▶ _Exercise prompt_: Please write out all of the lines below as a numbered list, skipping the blank ones and leaving the pictures out.

[Begin Material supplied]

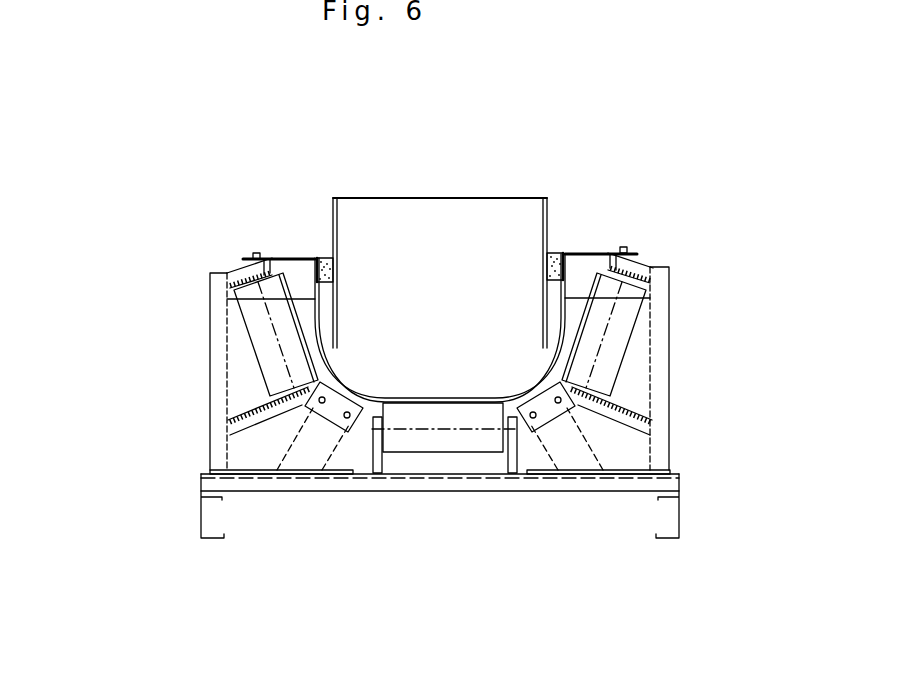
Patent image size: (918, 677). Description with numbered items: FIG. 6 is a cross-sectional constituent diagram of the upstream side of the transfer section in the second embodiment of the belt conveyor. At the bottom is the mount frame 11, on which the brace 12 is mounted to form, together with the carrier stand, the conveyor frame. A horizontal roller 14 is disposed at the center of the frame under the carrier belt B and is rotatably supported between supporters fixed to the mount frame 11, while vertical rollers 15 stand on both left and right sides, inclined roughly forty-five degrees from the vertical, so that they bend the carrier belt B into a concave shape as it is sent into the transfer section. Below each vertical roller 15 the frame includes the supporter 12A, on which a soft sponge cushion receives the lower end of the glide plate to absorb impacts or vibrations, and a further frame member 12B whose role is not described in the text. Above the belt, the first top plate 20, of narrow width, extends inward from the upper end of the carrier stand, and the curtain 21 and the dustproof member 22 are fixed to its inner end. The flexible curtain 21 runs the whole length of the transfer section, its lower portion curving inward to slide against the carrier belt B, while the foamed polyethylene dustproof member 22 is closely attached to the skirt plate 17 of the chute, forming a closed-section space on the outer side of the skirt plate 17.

The mount frame 11 is at (200, 513).
The brace 12 is at (218, 325).
The supporter 12A is at (303, 458).
The support post 12B is at (375, 467).
The horizontal rollers 14 is at (477, 442).
The vertical rollers 15 is at (267, 353).
The skirt plate 17 is at (337, 223).
The first top plate 20 is at (287, 255).
The curtain 21 is at (208, 298).
The dustproof member 22 is at (325, 256).
The carrier belt B is at (441, 402).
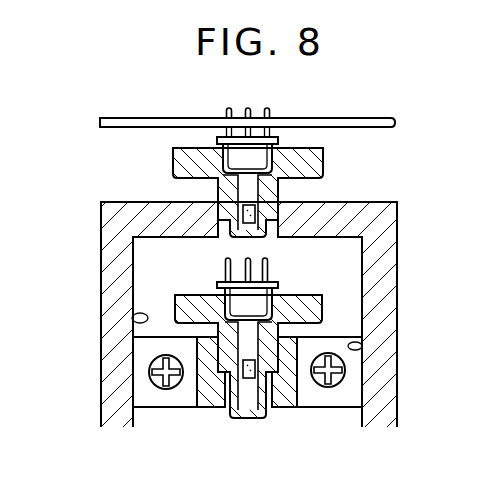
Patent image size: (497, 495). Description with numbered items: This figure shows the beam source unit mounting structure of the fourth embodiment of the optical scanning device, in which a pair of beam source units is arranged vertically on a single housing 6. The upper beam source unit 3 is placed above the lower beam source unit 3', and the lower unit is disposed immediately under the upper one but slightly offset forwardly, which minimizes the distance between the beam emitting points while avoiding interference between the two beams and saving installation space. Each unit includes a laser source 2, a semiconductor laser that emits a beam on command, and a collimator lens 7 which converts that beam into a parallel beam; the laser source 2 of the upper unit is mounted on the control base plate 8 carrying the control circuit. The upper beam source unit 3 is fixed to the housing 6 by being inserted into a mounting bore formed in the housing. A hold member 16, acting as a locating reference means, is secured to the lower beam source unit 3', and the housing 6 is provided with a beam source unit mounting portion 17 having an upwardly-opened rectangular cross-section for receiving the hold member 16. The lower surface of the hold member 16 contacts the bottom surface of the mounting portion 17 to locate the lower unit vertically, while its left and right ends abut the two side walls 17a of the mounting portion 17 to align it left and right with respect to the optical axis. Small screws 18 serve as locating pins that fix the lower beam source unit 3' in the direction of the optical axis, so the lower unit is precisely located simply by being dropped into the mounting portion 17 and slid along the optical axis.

The control base plate 8 is at (395, 123).
The upper beam source unit 3 is at (204, 192).
The lower beam source unit 3' is at (248, 386).
The laser source 2 is at (265, 158).
The collimator lens 7 is at (255, 216).
The housing 6 is at (107, 283).
The beam source unit mounting portion 17 is at (145, 417).
The side wall 17a is at (136, 315).
The hold member 16 is at (350, 394).
The small screw 18 is at (150, 385).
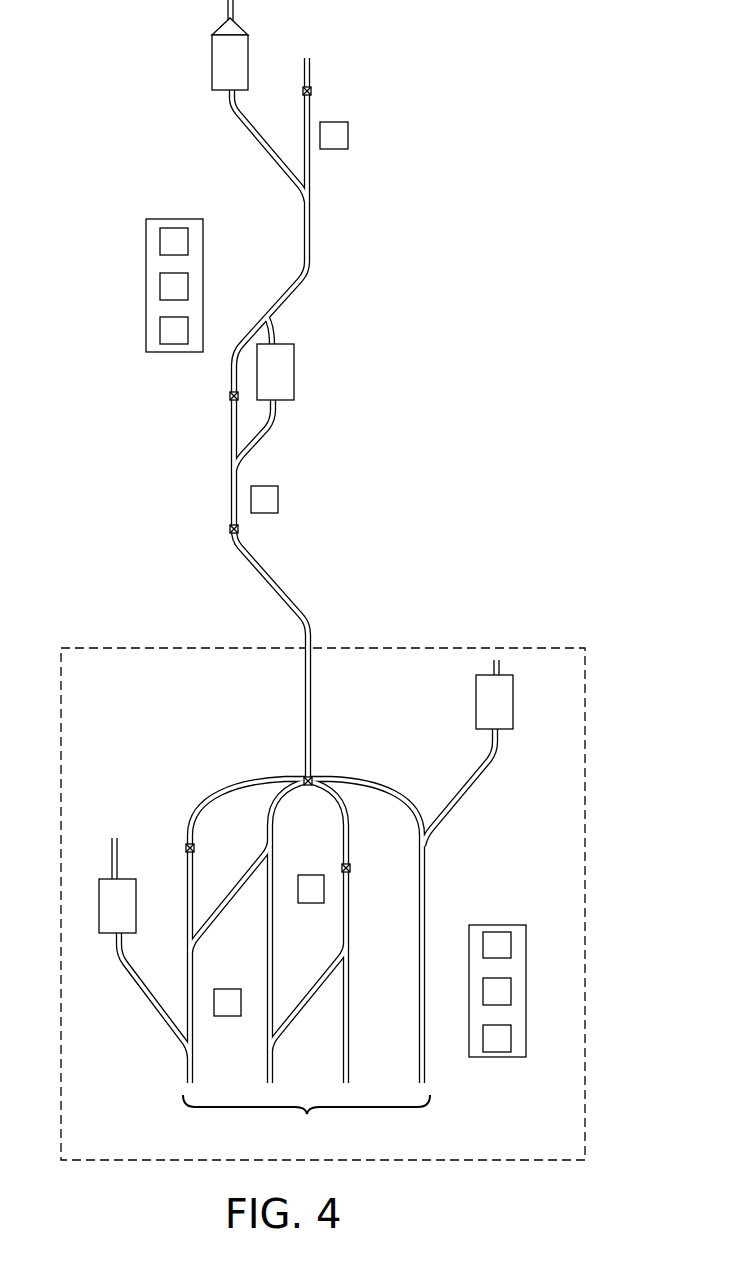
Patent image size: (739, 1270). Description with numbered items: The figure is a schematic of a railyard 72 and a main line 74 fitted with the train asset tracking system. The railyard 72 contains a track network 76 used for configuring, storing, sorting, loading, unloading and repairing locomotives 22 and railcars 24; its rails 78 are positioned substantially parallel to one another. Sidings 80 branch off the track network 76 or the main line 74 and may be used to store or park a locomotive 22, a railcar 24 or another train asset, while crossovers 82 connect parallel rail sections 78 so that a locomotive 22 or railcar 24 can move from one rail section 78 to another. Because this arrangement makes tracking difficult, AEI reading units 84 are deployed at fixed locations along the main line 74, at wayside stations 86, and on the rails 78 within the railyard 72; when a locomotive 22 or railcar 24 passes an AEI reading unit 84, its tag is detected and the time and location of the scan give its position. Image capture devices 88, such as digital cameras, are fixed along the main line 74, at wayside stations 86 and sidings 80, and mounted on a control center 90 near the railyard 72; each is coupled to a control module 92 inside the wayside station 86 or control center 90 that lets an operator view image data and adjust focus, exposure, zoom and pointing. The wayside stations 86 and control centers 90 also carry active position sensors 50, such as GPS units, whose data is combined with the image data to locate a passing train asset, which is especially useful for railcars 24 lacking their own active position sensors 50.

[End Material supplied]

▶ _Result of the exercise_:
1. Patent image size: (918, 677). Description with numbered items: FIG. 6 is a cross-sectional constituent diagram of the upstream side of the transfer section in the second embodiment of the belt conveyor. At the bottom is the mount frame 11, on which the brace 12 is mounted to form, together with the carrier stand, the conveyor frame. A horizontal roller 14 is disposed at the center of the frame under the carrier belt B and is rotatably supported between supporters fixed to the mount frame 11, while vertical rollers 15 stand on both left and right sides, inclined roughly forty-five degrees from the vertical, so that they bend the carrier belt B into a concave shape as it is sent into the transfer section. Below each vertical roller 15 the frame includes the supporter 12A, on which a soft sponge cushion receives the lower end of the glide plate to absorb impacts or vibrations, and a further frame member 12B whose role is not described in the text. Above the belt, the first top plate 20, of narrow width, extends inward from the upper end of the carrier stand, and the curtain 21 and the dustproof member 22 are fixed to its inner end. The flexible curtain 21 runs the whole length of the transfer section, its lower portion curving inward to slide against the carrier belt B, while the foamed polyethylene dustproof member 22 is closely attached to the skirt plate 17 of the chute, forming a closed-section space on the outer side of the skirt plate 17.
2. The mount frame 11 is at (200, 513).
3. The brace 12 is at (218, 325).
4. The supporter 12A is at (303, 458).
5. The support post 12B is at (375, 467).
6. The horizontal rollers 14 is at (477, 442).
7. The vertical rollers 15 is at (267, 353).
8. The skirt plate 17 is at (337, 223).
9. The first top plate 20 is at (287, 255).
10. The curtain 21 is at (208, 298).
11. The dustproof member 22 is at (325, 256).
12. The carrier belt B is at (441, 402).
13. Patent image size: (497, 495). Description with numbered items: This figure shows the beam source unit mounting structure of the fourth embodiment of the optical scanning device, in which a pair of beam source units is arranged vertically on a single housing 6. The upper beam source unit 3 is placed above the lower beam source unit 3', and the lower unit is disposed immediately under the upper one but slightly offset forwardly, which minimizes the distance between the beam emitting points while avoiding interference between the two beams and saving installation space. Each unit includes a laser source 2, a semiconductor laser that emits a beam on command, and a collimator lens 7 which converts that beam into a parallel beam; the laser source 2 of the upper unit is mounted on the control base plate 8 carrying the control circuit. The upper beam source unit 3 is fixed to the housing 6 by being inserted into a mounting bore formed in the housing. A hold member 16, acting as a locating reference means, is secured to the lower beam source unit 3', and the housing 6 is provided with a beam source unit mounting portion 17 having an upwardly-opened rectangular cross-section for receiving the hold member 16. The lower surface of the hold member 16 contacts the bottom surface of the mounting portion 17 to locate the lower unit vertically, while its left and right ends abut the two side walls 17a of the mounting portion 17 to align it left and right with respect to the optical axis. Small screws 18 serve as locating pins that fix the lower beam source unit 3' in the direction of the optical axis, so the lower unit is precisely located simply by being dropped into the mounting portion 17 and slid along the optical axis.
14. The control base plate 8 is at (395, 123).
15. The upper beam source unit 3 is at (204, 192).
16. The lower beam source unit 3' is at (248, 386).
17. The laser source 2 is at (265, 158).
18. The collimator lens 7 is at (255, 216).
19. The housing 6 is at (107, 283).
20. The beam source unit mounting portion 17 is at (145, 417).
21. The side wall 17a is at (136, 315).
22. The hold member 16 is at (350, 394).
23. The small screw 18 is at (150, 385).
24. Patent image size: (739, 1270). Description with numbered items: The figure is a schematic of a railyard 72 and a main line 74 fitted with the train asset tracking system. The railyard 72 contains a track network 76 used for configuring, storing, sorting, loading, unloading and repairing locomotives 22 and railcars 24; its rails 78 are positioned substantially parallel to one another. Sidings 80 branch off the track network 76 or the main line 74 and may be used to store or park a locomotive 22, a railcar 24 or another train asset, while crossovers 82 connect parallel rail sections 78 so that a locomotive 22 or railcar 24 can move from one rail section 78 to another. Because this arrangement makes tracking difficult, AEI reading units 84 are deployed at fixed locations along the main line 74, at wayside stations 86, and on the rails 78 within the railyard 72; when a locomotive 22 or railcar 24 passes an AEI reading unit 84, its tag is detected and the time and location of the scan give its position. Image capture devices 88, such as digital cameras, are fixed along the main line 74, at wayside stations 86 and sidings 80, and mounted on a control center 90 near the railyard 72; each is coupled to a control module 92 inside the wayside station 86 or control center 90 that lets an operator view image data and adjust focus, exposure, zoom and pointing. The wayside stations 86 and control centers 90 also carry active position sensors 50, such as GPS units, whose data is combined with the image data to locate a passing train asset, which is especially useful for railcars 24 lacking their own active position sensors 50.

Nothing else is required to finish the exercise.